## Problem
Below are records; state how many of their lines hold the word "brown", and give only the figure.

## Record extracts
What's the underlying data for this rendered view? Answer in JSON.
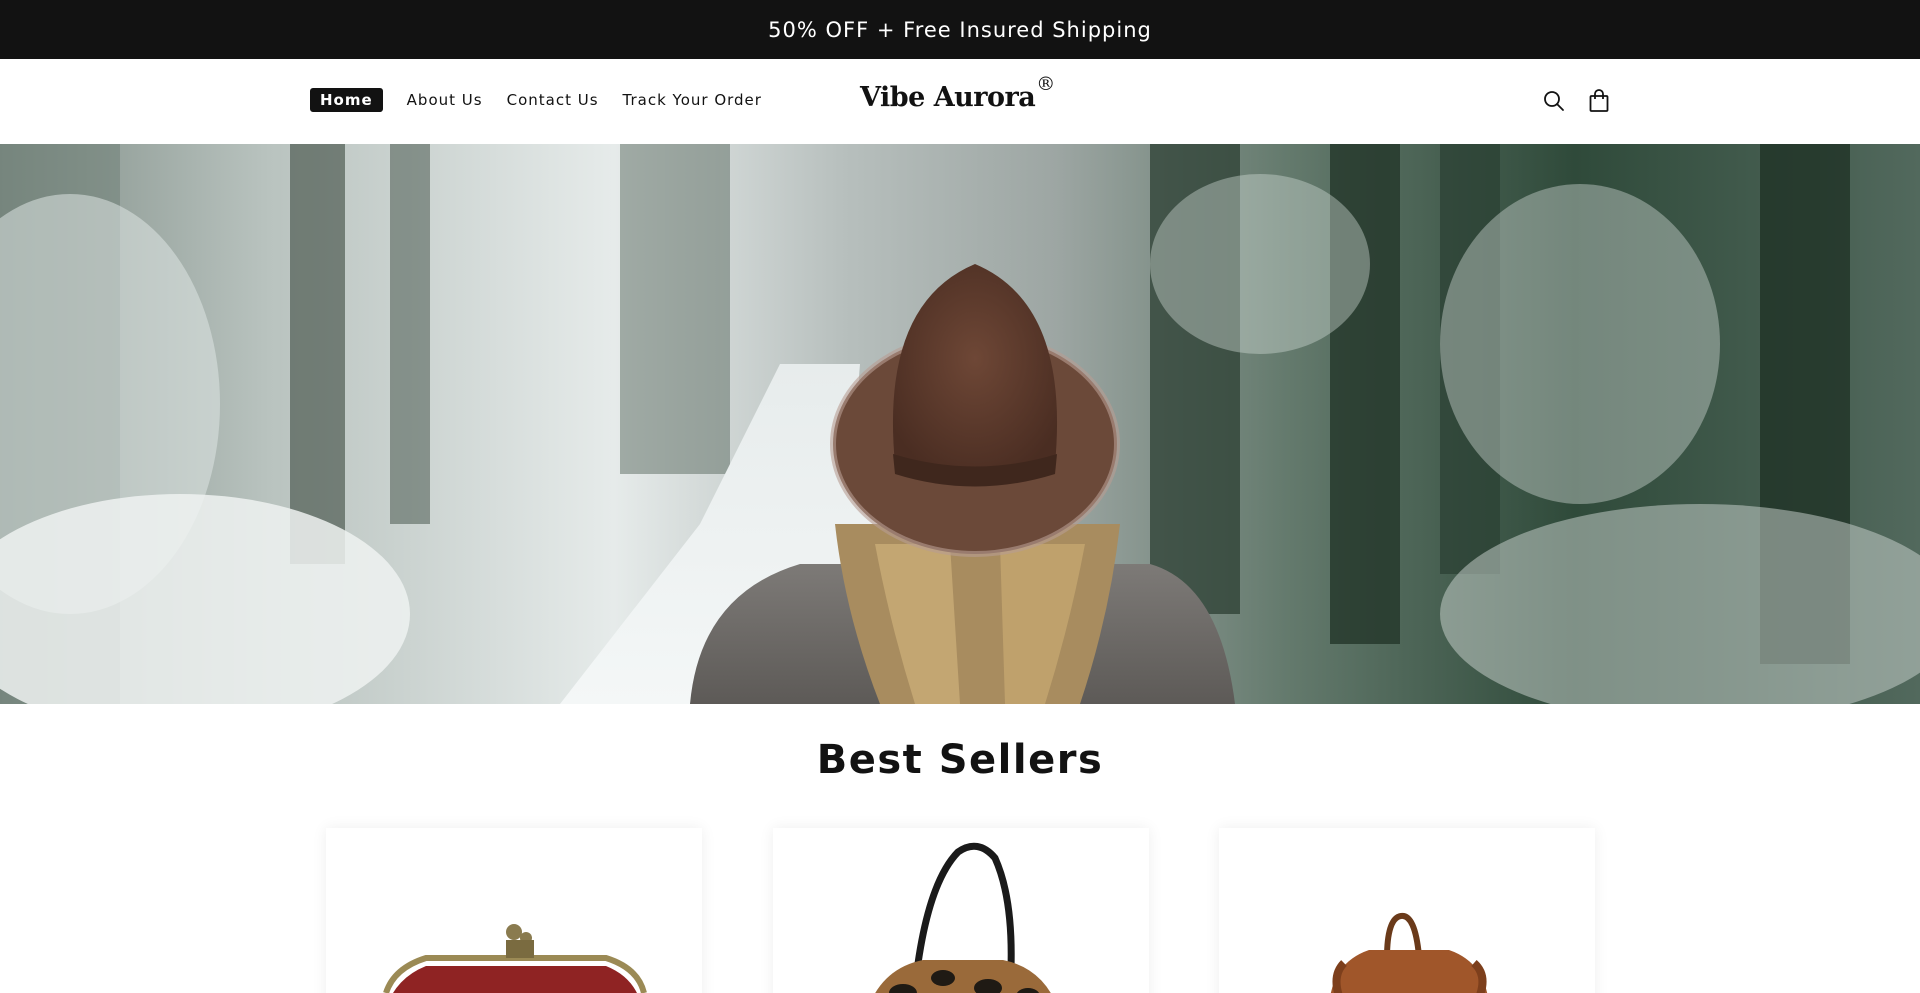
{
  "announcement": {
    "text": "50% OFF + Free Insured Shipping"
  },
  "header": {
    "nav": [
      {
        "label": "Home",
        "active": true
      },
      {
        "label": "About Us",
        "active": false
      },
      {
        "label": "Contact Us",
        "active": false
      },
      {
        "label": "Track Your Order",
        "active": false
      }
    ],
    "logo": {
      "text": "Vibe Aurora",
      "mark": "®"
    },
    "icons": [
      "search-icon",
      "shopping-bag-icon"
    ]
  },
  "hero": {
    "image": "woman in brown hat walking through snowy forest"
  },
  "best_sellers": {
    "title": "Best Sellers",
    "products": [
      {
        "image": "red leather clasp purse"
      },
      {
        "image": "leopard print handbag"
      },
      {
        "image": "brown leather backpack"
      }
    ]
  },
  "colors": {
    "dark": "#121212",
    "background": "#ffffff"
  }
}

## Output of the task
2